**Your goal**
Check every line for the word "kind" and state how many lines have it. Reply with the number alone.

###

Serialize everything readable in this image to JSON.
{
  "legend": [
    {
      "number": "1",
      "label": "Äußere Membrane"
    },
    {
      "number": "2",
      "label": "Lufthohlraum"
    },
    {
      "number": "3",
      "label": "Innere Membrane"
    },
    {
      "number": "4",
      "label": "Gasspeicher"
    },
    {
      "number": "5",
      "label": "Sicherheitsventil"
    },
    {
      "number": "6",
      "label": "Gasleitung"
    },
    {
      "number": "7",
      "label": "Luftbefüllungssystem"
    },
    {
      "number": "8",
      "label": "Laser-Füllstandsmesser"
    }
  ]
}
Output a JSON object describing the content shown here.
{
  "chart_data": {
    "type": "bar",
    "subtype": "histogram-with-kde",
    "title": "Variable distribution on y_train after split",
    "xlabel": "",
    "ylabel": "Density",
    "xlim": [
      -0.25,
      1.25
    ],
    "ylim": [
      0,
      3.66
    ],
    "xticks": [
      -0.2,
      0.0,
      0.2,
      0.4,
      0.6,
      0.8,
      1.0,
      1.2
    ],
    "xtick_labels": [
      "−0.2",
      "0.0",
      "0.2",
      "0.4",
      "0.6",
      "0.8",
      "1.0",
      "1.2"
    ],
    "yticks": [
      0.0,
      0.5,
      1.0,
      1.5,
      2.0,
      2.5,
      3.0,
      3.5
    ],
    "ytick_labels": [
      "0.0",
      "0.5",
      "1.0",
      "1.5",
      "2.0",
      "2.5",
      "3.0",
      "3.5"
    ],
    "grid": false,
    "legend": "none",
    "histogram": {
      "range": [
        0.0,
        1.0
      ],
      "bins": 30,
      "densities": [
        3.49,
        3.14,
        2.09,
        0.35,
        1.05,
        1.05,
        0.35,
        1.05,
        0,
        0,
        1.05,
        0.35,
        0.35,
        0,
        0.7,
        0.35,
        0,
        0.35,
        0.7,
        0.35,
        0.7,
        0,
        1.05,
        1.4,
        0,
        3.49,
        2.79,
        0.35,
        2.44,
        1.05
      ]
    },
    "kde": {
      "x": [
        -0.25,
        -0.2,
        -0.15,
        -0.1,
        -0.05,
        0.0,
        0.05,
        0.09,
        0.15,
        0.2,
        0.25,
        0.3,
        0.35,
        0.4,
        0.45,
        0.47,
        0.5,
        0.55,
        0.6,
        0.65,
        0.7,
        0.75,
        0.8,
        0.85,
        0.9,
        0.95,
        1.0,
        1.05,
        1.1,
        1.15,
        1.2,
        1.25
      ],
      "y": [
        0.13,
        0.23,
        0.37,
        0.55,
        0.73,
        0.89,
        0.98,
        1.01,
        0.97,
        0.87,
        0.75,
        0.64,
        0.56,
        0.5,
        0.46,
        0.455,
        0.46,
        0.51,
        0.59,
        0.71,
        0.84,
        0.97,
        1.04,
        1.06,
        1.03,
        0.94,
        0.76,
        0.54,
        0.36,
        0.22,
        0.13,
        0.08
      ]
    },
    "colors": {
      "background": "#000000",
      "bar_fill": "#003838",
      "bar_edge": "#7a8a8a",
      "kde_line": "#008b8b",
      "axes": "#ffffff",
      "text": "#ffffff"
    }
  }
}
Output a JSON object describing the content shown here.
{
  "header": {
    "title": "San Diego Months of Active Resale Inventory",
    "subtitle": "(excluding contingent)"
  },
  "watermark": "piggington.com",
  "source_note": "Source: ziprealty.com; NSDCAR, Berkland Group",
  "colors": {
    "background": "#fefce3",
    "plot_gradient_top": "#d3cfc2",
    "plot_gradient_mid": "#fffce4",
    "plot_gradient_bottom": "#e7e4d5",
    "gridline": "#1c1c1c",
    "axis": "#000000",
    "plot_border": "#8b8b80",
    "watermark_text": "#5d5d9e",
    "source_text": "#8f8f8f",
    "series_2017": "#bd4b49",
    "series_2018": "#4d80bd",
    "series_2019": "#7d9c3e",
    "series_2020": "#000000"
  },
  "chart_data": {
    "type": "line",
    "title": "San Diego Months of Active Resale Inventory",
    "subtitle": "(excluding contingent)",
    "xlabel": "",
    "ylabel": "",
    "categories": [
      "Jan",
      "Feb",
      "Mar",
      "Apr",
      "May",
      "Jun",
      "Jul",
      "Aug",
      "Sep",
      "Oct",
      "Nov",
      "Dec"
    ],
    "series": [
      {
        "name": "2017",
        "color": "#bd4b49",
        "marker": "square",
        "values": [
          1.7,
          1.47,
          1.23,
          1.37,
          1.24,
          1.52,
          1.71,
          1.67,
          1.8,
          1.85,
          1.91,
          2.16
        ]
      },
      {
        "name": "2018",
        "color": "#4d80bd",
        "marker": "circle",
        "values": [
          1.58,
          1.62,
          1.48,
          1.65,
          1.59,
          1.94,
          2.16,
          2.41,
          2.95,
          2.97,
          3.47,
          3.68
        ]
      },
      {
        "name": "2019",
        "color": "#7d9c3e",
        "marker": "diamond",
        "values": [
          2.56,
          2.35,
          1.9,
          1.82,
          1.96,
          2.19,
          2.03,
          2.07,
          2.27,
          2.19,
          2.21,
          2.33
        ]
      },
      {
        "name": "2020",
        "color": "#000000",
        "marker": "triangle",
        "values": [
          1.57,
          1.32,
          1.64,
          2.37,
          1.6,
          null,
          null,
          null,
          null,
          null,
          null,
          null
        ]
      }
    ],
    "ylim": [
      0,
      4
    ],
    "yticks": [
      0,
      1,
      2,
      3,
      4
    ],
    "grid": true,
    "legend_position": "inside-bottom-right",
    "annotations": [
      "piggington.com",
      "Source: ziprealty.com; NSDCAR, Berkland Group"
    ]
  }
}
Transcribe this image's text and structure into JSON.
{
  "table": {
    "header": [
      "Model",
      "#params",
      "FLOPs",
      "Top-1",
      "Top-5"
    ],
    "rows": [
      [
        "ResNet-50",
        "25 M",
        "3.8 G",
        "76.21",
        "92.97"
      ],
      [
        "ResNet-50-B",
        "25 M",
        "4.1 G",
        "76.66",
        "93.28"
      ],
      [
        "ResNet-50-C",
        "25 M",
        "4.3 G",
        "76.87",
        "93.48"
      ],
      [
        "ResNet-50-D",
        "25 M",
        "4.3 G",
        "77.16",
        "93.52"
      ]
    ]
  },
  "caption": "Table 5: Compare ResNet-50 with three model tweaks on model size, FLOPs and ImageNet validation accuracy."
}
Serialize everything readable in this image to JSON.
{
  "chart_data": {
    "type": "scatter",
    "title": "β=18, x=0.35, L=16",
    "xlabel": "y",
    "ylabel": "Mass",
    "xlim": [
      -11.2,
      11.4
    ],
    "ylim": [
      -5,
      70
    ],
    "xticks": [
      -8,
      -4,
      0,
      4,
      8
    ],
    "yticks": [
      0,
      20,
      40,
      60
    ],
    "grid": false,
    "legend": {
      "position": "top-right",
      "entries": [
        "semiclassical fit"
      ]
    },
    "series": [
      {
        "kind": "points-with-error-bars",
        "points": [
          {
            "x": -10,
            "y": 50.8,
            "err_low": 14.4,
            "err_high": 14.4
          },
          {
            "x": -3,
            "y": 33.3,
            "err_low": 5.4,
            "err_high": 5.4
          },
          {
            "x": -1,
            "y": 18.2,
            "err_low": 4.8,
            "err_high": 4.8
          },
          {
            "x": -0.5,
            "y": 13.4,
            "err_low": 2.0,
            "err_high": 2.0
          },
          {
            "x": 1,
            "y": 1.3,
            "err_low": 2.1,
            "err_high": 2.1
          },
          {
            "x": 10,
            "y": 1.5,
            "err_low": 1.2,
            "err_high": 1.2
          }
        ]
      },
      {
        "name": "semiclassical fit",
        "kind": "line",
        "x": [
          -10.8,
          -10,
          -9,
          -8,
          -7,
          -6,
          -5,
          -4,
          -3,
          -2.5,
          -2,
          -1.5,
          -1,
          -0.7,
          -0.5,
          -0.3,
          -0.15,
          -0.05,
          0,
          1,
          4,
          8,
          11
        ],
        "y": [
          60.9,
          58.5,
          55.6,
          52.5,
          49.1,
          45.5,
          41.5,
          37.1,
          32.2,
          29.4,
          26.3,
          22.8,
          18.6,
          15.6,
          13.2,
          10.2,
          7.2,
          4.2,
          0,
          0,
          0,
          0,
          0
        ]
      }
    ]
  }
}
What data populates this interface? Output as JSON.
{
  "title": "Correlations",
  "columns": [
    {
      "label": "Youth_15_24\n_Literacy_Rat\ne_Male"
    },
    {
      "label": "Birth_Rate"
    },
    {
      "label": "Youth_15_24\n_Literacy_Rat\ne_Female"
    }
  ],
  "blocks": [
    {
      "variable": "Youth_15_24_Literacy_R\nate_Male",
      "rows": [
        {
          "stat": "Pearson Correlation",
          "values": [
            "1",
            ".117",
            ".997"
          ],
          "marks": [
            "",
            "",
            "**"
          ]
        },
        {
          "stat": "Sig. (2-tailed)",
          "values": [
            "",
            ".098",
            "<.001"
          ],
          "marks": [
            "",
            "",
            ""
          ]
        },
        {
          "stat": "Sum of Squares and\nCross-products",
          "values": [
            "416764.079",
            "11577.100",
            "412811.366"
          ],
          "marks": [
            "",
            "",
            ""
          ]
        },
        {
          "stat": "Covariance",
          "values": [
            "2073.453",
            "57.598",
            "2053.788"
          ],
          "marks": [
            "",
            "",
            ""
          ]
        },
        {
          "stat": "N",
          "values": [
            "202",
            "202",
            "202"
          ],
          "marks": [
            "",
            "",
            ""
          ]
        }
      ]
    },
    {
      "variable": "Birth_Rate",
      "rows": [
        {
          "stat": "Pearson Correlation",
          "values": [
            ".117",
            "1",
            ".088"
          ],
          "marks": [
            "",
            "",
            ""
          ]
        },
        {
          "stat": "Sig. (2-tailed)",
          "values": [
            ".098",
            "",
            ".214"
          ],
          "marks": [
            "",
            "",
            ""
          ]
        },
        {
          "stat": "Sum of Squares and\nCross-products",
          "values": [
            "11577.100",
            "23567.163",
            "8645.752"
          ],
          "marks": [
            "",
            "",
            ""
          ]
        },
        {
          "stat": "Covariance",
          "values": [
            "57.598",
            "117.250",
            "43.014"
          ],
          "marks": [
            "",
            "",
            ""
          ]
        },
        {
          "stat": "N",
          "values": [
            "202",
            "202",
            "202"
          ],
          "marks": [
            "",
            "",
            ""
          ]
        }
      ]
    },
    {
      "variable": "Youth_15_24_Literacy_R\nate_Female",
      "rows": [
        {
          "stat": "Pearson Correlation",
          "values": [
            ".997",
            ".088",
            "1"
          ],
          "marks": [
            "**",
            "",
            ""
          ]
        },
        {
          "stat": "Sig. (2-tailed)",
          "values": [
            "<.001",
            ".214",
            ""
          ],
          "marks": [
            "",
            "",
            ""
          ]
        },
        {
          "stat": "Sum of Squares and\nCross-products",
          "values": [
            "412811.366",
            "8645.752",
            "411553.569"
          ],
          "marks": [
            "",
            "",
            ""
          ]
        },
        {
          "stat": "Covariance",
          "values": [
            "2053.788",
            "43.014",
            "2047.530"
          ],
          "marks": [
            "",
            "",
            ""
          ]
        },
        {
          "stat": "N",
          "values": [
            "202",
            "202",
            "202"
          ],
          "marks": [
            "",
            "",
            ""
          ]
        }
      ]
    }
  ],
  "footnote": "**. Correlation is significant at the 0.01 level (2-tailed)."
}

###

**Response**
2